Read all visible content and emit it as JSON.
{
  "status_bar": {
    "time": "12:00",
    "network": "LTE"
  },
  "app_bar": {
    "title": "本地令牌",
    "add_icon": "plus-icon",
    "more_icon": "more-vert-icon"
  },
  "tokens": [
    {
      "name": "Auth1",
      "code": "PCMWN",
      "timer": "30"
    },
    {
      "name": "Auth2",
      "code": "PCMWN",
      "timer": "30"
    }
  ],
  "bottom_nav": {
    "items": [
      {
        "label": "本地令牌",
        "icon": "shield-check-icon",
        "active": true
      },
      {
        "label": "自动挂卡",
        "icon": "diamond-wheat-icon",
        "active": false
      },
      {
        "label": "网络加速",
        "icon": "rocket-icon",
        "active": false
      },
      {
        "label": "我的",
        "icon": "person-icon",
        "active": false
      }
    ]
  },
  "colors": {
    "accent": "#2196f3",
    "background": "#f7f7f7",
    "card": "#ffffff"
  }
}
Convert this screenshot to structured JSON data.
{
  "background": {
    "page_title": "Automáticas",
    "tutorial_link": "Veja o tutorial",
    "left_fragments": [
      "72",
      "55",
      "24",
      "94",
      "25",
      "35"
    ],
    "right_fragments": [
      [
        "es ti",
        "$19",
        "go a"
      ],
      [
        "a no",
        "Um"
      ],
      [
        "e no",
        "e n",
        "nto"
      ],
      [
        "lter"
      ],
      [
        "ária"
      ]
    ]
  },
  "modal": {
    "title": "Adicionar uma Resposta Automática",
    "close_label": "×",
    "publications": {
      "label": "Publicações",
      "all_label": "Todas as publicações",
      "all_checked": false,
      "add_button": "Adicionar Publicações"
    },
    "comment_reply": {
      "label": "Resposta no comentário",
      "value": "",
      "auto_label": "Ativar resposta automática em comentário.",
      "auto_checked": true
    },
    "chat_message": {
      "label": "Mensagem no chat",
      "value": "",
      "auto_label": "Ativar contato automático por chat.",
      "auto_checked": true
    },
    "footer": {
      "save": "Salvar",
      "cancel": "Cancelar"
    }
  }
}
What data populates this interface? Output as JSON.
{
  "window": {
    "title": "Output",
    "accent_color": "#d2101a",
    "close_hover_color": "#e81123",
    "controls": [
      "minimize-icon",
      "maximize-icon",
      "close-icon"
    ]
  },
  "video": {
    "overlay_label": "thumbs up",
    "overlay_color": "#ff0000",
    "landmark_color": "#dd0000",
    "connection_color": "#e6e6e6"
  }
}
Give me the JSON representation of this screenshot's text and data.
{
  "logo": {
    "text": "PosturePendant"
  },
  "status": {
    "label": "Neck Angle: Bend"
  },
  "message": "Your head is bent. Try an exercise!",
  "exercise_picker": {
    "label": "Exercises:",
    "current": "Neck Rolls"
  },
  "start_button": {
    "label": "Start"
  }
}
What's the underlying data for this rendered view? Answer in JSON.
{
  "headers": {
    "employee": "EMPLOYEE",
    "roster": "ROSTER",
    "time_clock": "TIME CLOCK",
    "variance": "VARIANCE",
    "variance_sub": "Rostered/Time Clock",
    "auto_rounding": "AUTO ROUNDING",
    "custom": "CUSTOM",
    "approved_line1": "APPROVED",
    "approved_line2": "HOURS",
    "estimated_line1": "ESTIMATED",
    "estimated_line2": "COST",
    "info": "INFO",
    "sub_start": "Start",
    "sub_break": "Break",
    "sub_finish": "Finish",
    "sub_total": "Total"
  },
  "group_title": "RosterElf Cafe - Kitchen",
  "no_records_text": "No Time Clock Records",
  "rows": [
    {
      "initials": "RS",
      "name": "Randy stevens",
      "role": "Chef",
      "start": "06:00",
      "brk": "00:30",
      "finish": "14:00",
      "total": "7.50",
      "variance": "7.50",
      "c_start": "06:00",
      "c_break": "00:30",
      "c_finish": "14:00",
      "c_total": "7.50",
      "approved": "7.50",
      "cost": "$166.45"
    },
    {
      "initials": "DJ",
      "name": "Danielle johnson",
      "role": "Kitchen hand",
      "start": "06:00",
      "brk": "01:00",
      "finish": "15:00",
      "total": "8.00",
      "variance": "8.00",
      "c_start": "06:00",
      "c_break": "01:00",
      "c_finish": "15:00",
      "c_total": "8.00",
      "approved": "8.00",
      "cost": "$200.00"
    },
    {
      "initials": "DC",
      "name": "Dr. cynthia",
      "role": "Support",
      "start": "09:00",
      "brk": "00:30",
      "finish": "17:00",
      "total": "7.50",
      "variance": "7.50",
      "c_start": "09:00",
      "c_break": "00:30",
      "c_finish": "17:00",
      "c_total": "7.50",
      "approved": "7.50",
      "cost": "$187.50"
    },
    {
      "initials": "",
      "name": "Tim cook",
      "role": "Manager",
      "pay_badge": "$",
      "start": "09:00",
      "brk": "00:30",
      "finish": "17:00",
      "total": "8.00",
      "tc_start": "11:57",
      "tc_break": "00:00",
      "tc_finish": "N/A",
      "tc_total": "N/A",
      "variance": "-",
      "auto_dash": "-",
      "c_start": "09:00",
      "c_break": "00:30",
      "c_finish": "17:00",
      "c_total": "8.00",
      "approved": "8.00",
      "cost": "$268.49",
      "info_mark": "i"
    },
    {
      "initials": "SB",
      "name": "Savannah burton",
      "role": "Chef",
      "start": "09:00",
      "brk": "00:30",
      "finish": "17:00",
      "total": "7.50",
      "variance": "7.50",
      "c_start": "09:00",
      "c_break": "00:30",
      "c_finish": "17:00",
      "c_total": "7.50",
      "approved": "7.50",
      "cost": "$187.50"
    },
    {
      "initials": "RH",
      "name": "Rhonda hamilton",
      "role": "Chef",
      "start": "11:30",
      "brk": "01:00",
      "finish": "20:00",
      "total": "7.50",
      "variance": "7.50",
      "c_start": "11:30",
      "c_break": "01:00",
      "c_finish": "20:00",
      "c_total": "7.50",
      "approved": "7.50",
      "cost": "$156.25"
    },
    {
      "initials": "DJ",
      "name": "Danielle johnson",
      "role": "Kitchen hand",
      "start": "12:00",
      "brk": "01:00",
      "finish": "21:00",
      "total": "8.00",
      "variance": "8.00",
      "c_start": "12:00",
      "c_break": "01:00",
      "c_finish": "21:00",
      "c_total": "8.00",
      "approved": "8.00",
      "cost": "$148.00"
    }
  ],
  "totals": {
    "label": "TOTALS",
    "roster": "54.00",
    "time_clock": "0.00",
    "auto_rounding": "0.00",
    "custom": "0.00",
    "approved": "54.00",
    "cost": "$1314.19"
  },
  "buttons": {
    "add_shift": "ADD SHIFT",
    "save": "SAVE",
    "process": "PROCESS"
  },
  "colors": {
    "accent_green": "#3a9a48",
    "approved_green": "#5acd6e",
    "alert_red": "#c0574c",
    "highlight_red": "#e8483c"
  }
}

━━━━━━━━━━

> Task goal
Which lines in the listing above hold the word "Output"? Show each of them.

> Response to the exercise
What data populates this interface? Output as JSON.
    "title": "Output",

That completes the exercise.